Excerpted data:
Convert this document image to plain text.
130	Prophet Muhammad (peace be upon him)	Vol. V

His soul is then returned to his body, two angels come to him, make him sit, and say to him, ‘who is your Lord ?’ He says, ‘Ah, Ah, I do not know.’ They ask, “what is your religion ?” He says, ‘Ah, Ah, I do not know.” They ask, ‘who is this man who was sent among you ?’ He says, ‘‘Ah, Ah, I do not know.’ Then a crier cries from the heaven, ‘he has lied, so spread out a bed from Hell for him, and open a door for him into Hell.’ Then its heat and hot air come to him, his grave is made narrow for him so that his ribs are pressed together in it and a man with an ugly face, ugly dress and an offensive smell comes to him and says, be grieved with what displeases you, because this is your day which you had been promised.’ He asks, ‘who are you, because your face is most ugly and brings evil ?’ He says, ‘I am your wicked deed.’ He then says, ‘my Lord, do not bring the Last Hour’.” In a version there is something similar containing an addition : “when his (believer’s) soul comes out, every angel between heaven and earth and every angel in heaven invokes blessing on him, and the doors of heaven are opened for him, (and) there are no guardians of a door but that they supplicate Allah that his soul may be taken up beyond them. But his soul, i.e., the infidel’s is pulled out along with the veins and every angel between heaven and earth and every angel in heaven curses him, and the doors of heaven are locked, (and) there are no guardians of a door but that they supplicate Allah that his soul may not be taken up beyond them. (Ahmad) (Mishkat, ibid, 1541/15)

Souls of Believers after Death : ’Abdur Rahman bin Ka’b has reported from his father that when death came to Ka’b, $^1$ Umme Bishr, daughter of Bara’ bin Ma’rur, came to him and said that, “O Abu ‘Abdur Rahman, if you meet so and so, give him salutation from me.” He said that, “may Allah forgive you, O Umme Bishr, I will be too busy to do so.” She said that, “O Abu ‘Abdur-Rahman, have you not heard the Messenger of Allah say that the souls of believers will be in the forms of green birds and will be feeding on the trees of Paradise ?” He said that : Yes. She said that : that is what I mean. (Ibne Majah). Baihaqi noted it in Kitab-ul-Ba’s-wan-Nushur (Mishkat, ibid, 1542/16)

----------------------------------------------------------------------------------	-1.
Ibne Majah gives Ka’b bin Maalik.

Directive: Extract the full set of entries word for word.

Reply:
Convert this document image to plain text.
130	Prophet Muhammad (peace be upon him)	Vol. V

His soul is then returned to his body, two angels come to him, make him sit, and say to him, ‘who is your Lord ?’ He says, ‘Ah, Ah, I do not know.’ They ask, “what is your religion ?” He says, ‘Ah, Ah, I do not know.” They ask, ‘who is this man who was sent among you ?’ He says, ‘‘Ah, Ah, I do not know.’ Then a crier cries from the heaven, ‘he has lied, so spread out a bed from Hell for him, and open a door for him into Hell.’ Then its heat and hot air come to him, his grave is made narrow for him so that his ribs are pressed together in it and a man with an ugly face, ugly dress and an offensive smell comes to him and says, be grieved with what displeases you, because this is your day which you had been promised.’ He asks, ‘who are you, because your face is most ugly and brings evil ?’ He says, ‘I am your wicked deed.’ He then says, ‘my Lord, do not bring the Last Hour’.” In a version there is something similar containing an addition : “when his (believer’s) soul comes out, every angel between heaven and earth and every angel in heaven invokes blessing on him, and the doors of heaven are opened for him, (and) there are no guardians of a door but that they supplicate Allah that his soul may be taken up beyond them. But his soul, i.e., the infidel’s is pulled out along with the veins and every angel between heaven and earth and every angel in heaven curses him, and the doors of heaven are locked, (and) there are no guardians of a door but that they supplicate Allah that his soul may not be taken up beyond them. (Ahmad) (Mishkat, ibid, 1541/15)

Souls of Believers after Death : ’Abdur Rahman bin Ka’b has reported from his father that when death came to Ka’b, $^1$ Umme Bishr, daughter of Bara’ bin Ma’rur, came to him and said that, “O Abu ‘Abdur Rahman, if you meet so and so, give him salutation from me.” He said that, “may Allah forgive you, O Umme Bishr, I will be too busy to do so.” She said that, “O Abu ‘Abdur-Rahman, have you not heard the Messenger of Allah say that the souls of believers will be in the forms of green birds and will be feeding on the trees of Paradise ?” He said that : Yes. She said that : that is what I mean. (Ibne Majah). Baihaqi noted it in Kitab-ul-Ba’s-wan-Nushur (Mishkat, ibid, 1542/16)

----------------------------------------------------------------------------------	-1.
Ibne Majah gives Ka’b bin Maalik.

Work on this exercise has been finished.